## TASK PROMPT:
Select all lines holding the word "title" from the entries that follow.

** Start of DATA EXTRACT **

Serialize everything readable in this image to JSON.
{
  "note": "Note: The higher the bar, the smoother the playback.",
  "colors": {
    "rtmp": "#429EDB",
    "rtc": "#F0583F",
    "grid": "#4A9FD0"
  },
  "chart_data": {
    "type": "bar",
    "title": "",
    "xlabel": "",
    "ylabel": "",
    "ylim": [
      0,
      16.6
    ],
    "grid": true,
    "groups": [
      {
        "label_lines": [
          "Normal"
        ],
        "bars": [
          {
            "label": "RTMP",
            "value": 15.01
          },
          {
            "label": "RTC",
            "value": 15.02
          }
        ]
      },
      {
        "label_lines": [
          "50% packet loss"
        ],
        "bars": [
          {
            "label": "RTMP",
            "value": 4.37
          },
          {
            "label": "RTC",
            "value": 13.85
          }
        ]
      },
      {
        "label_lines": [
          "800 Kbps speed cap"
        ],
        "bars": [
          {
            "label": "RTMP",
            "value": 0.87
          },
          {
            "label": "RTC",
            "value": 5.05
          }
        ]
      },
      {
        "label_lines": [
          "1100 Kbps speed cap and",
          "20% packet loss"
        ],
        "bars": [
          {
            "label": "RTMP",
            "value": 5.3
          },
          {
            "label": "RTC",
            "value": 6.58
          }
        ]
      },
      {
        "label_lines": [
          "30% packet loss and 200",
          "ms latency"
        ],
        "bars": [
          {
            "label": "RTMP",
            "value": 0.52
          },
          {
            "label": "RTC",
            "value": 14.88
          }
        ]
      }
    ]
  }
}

** End of DATA EXTRACT **
** Start of DATA EXTRACT **

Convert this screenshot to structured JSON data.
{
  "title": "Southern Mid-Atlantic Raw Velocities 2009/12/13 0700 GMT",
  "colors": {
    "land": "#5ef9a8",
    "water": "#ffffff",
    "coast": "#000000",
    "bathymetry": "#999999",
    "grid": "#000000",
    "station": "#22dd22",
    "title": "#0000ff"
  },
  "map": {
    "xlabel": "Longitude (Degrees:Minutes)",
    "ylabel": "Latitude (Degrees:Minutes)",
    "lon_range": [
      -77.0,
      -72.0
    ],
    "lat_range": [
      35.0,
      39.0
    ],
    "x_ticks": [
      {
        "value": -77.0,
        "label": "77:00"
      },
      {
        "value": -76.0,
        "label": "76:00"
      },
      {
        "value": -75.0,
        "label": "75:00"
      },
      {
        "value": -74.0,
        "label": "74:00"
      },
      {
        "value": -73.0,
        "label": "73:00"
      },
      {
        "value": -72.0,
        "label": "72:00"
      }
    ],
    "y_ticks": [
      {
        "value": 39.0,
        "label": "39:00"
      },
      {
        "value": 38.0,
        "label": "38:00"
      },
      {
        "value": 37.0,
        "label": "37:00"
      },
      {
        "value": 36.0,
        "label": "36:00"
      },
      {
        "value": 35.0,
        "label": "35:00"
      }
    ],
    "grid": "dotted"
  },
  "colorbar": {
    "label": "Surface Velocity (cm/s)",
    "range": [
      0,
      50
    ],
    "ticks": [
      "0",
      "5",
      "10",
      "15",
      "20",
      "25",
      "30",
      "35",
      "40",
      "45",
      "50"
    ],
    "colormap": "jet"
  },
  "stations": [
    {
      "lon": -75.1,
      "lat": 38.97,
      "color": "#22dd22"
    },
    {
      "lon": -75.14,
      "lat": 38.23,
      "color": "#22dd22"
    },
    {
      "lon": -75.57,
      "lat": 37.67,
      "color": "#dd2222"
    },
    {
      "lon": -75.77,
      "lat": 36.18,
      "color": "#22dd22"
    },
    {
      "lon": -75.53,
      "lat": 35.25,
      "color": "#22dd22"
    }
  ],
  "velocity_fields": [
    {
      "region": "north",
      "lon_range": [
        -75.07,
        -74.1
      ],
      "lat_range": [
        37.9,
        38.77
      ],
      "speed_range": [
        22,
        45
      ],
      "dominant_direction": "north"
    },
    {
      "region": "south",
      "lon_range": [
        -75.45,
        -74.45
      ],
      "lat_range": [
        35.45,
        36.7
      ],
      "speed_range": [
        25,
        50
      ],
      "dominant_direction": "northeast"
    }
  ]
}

** End of DATA EXTRACT **

## RESULT FOR THIS TASK:
    "title": "",
  "title": "Southern Mid-Atlantic Raw Velocities 2009/12/13 0700 GMT",
    "title": "#0000ff"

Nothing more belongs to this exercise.